*THE EXERCISE*
Return all of the entries exactly as written.

# START OF DATASET EXTRACT

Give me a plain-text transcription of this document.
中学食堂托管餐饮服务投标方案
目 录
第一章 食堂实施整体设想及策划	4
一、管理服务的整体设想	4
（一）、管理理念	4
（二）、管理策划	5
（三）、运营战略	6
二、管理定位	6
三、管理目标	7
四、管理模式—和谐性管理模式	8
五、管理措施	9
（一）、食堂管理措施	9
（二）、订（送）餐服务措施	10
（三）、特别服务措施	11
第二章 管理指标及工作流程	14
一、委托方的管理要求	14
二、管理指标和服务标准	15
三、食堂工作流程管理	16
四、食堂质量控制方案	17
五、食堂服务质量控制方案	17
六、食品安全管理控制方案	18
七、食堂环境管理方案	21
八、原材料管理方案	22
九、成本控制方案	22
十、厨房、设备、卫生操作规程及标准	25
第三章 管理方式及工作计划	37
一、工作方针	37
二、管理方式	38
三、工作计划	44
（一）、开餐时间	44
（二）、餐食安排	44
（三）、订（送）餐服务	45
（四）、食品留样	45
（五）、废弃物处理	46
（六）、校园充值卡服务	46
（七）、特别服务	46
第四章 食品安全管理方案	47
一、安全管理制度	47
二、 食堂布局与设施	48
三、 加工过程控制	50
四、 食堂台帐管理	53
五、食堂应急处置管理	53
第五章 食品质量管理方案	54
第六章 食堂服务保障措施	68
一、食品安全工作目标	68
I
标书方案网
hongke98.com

# END OF DATASET EXTRACT

*IN RESPONSE*
Give me a plain-text transcription of this document.
中学食堂托管餐饮服务投标方案
目 录
第一章 食堂实施整体设想及策划	4
一、管理服务的整体设想	4
（一）、管理理念	4
（二）、管理策划	5
（三）、运营战略	6
二、管理定位	6
三、管理目标	7
四、管理模式—和谐性管理模式	8
五、管理措施	9
（一）、食堂管理措施	9
（二）、订（送）餐服务措施	10
（三）、特别服务措施	11
第二章 管理指标及工作流程	14
一、委托方的管理要求	14
二、管理指标和服务标准	15
三、食堂工作流程管理	16
四、食堂质量控制方案	17
五、食堂服务质量控制方案	17
六、食品安全管理控制方案	18
七、食堂环境管理方案	21
八、原材料管理方案	22
九、成本控制方案	22
十、厨房、设备、卫生操作规程及标准	25
第三章 管理方式及工作计划	37
一、工作方针	37
二、管理方式	38
三、工作计划	44
（一）、开餐时间	44
（二）、餐食安排	44
（三）、订（送）餐服务	45
（四）、食品留样	45
（五）、废弃物处理	46
（六）、校园充值卡服务	46
（七）、特别服务	46
第四章 食品安全管理方案	47
一、安全管理制度	47
二、 食堂布局与设施	48
三、 加工过程控制	50
四、 食堂台帐管理	53
五、食堂应急处置管理	53
第五章 食品质量管理方案	54
第六章 食堂服务保障措施	68
一、食品安全工作目标	68
I
标书方案网
hongke98.com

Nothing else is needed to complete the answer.